> **Exercise**
State only the count of lines in the listing below that hold "content".

> **Rows**

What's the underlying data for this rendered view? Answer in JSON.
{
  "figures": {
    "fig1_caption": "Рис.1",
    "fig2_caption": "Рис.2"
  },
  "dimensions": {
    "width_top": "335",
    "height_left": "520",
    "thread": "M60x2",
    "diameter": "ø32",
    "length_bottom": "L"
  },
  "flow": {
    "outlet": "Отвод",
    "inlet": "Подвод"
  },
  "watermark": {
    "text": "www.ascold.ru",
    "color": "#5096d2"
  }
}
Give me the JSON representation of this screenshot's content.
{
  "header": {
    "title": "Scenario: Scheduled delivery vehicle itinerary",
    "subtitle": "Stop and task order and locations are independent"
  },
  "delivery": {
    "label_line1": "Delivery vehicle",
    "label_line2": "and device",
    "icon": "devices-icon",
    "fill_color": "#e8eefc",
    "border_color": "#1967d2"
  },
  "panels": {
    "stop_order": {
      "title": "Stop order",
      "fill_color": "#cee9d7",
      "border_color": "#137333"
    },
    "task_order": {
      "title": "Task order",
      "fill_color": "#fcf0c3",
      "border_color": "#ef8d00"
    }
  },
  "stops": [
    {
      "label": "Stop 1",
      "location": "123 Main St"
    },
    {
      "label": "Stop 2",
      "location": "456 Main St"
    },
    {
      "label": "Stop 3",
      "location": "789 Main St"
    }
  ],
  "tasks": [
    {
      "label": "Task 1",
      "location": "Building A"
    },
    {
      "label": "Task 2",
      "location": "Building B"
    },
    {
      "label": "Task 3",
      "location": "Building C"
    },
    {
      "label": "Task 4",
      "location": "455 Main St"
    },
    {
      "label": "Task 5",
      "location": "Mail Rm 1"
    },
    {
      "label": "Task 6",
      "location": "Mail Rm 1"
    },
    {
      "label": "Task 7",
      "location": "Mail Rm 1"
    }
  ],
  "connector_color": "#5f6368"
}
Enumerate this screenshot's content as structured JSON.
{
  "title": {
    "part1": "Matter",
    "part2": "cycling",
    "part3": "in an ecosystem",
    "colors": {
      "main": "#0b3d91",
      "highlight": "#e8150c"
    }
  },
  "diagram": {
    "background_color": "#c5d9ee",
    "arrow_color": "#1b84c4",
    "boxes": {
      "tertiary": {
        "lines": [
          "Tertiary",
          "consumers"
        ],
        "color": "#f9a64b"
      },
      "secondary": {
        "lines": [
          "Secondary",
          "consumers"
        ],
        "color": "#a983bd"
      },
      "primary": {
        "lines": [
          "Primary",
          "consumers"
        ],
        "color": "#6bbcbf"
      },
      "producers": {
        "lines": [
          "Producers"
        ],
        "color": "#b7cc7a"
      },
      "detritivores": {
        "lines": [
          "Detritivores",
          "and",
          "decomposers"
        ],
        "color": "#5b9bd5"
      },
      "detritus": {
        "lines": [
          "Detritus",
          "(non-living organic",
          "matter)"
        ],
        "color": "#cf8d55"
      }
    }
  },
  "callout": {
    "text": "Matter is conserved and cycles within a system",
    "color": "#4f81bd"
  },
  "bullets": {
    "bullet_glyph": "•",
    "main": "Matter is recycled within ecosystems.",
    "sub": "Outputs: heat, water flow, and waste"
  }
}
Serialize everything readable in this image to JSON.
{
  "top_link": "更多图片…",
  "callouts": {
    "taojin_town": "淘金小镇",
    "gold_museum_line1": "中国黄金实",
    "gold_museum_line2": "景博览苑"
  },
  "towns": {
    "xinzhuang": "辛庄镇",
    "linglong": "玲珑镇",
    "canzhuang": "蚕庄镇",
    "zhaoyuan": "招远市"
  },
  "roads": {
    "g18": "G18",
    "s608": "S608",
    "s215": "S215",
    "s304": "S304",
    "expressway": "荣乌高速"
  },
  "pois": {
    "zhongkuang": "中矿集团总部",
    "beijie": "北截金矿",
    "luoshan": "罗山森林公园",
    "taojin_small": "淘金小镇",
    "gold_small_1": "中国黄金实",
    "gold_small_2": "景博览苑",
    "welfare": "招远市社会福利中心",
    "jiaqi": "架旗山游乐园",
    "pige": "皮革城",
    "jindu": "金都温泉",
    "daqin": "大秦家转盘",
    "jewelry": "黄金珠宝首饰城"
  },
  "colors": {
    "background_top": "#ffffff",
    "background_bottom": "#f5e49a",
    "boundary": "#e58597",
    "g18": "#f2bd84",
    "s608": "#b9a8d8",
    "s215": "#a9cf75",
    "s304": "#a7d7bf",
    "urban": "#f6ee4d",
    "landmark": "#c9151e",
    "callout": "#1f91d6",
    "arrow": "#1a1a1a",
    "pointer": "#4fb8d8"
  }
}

> **Answer below**
2